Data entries
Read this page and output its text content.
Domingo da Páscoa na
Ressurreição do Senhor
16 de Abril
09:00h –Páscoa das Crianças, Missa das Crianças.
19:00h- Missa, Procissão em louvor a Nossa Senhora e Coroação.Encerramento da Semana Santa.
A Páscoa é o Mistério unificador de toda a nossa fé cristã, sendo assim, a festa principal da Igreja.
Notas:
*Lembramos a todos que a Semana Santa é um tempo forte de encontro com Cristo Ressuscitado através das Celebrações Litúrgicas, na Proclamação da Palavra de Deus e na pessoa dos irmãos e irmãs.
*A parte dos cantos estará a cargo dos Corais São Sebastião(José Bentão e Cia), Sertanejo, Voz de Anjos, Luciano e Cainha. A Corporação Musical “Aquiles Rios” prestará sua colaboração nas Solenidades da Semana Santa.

Problem to solve => Where a line above includes "Missa", copy that line.

Answer for this exercise =>
09:00h –Páscoa das Crianças, Missa das Crianças.
19:00h- Missa, Procissão em louvor a Nossa Senhora e Coroação.Encerramento da Semana Santa.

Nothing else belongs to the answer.